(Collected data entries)
※ ※ ※
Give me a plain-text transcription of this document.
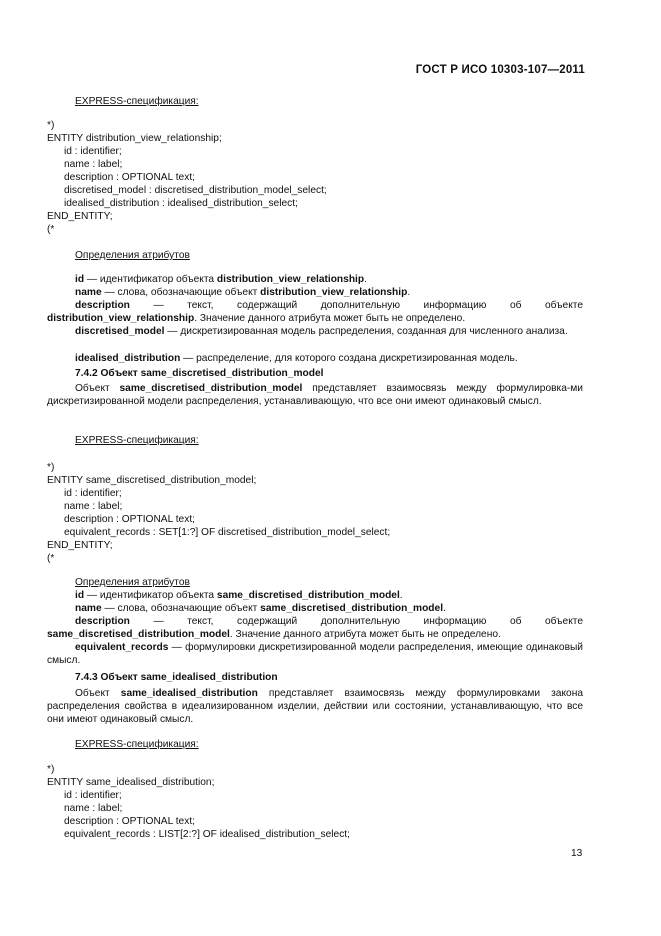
ГОСТ Р ИСО 10303-107—2011
EXPRESS-спецификация:
*)
ENTITY distribution_view_relationship;
id : identifier;
name : label;
description : OPTIONAL text;
discretised_model : discretised_distribution_model_select;
idealised_distribution : idealised_distribution_select;
END_ENTITY;
(*
Определения атрибутов
id — идентификатор объекта distribution_view_relationship.
name — слова, обозначающие объект distribution_view_relationship.
description — текст, содержащий дополнительную информацию об объекте distribution_view_relationship. Значение данного атрибута может быть не определено.
discretised_model — дискретизированная модель распределения, созданная для численного анализа.
idealised_distribution — распределение, для которого создана дискретизированная модель.
7.4.2 Объект same_discretised_distribution_model
Объект same_discretised_distribution_model представляет взаимосвязь между формулировка-ми дискретизированной модели распределения, устанавливающую, что все они имеют одинаковый смысл.
EXPRESS-спецификация:
*)
ENTITY same_discretised_distribution_model;
id : identifier;
name : label;
description : OPTIONAL text;
equivalent_records : SET[1:?] OF discretised_distribution_model_select;
END_ENTITY;
(*
Определения атрибутов
id — идентификатор объекта same_discretised_distribution_model.
name — слова, обозначающие объект same_discretised_distribution_model.
description — текст, содержащий дополнительную информацию об объекте same_discretised_distribution_model. Значение данного атрибута может быть не определено.
equivalent_records — формулировки дискретизированной модели распределения, имеющие одинаковый смысл.
7.4.3 Объект same_idealised_distribution
Объект same_idealised_distribution представляет взаимосвязь между формулировками закона распределения свойства в идеализированном изделии, действии или состоянии, устанавливающую, что все они имеют одинаковый смысл.
EXPRESS-спецификация:
*)
ENTITY same_idealised_distribution;
id : identifier;
name : label;
description : OPTIONAL text;
equivalent_records : LIST[2:?] OF idealised_distribution_select;
13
※ ※ ※
● WHAT TO PRODUCE:
Filter the records above and return every line that holds the word "атрибута".

● OUTPUT OF THE EXERCISE:
description — текст, содержащий дополнительную информацию об объекте distribution_view_relationship. Значение данного атрибута может быть не определено.
description — текст, содержащий дополнительную информацию об объекте same_discretised_distribution_model. Значение данного атрибута может быть не определено.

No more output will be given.